Exercise goal
Below are the records. Gather each line that holds "如图所示".
— START OF Raw data —
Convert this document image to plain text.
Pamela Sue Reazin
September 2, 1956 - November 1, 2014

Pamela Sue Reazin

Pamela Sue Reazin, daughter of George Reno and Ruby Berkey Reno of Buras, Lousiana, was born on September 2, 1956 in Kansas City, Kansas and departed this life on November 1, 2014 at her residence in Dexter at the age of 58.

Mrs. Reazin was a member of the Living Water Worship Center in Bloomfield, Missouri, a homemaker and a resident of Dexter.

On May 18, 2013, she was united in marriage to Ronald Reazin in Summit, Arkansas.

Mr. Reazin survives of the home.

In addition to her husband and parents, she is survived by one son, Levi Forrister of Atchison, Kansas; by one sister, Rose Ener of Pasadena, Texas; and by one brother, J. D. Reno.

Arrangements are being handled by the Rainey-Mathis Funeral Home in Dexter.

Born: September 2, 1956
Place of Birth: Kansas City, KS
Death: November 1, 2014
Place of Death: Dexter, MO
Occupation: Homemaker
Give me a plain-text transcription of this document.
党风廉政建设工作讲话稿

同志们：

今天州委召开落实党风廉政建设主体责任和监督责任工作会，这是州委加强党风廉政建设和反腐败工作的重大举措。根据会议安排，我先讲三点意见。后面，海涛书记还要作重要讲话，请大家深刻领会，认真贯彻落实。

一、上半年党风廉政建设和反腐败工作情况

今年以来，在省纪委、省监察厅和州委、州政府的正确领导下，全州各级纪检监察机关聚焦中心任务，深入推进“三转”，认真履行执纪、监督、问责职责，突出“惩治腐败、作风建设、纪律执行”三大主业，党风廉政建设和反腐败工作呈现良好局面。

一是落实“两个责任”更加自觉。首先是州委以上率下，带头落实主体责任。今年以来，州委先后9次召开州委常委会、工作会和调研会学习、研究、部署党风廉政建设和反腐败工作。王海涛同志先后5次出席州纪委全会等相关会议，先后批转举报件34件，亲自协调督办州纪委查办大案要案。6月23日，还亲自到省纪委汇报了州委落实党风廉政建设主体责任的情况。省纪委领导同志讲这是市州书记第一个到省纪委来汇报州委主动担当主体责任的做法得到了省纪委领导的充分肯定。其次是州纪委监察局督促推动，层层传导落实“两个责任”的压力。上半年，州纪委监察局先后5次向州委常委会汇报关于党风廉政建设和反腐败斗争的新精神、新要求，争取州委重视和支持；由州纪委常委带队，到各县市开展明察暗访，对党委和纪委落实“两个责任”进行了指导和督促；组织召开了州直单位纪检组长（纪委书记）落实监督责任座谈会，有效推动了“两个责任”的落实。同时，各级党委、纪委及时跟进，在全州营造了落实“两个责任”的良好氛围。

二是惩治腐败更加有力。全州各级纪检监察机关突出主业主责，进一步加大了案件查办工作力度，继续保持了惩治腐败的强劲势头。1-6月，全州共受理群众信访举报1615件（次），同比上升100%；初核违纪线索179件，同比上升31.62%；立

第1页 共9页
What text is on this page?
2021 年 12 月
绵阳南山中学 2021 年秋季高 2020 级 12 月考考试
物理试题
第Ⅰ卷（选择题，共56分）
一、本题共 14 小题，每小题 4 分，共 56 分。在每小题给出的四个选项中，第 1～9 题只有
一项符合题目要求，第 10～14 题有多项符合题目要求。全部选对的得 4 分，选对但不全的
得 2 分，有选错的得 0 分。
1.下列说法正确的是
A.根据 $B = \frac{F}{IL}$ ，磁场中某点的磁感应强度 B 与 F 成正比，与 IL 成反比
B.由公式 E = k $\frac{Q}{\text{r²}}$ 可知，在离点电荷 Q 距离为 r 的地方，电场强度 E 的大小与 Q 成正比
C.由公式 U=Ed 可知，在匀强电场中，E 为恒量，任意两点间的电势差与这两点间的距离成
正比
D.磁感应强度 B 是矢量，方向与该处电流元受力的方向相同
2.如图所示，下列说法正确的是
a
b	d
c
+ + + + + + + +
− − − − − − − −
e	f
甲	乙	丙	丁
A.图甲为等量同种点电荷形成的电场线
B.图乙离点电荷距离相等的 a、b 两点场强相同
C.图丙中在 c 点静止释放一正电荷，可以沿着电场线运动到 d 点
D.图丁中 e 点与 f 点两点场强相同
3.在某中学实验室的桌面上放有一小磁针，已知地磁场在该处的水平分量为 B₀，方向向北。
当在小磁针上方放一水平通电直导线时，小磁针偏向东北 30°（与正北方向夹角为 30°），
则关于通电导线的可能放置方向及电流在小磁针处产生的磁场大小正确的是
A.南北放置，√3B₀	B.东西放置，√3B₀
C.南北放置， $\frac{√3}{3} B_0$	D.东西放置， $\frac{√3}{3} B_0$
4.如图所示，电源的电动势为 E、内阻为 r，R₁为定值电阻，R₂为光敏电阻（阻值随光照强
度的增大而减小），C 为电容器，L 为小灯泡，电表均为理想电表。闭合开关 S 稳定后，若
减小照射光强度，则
— END OF Raw data —
Answer in full
2.如图所示，下列说法正确的是
4.如图所示，电源的电动势为 E、内阻为 r，R₁为定值电阻，R₂为光敏电阻（阻值随光照强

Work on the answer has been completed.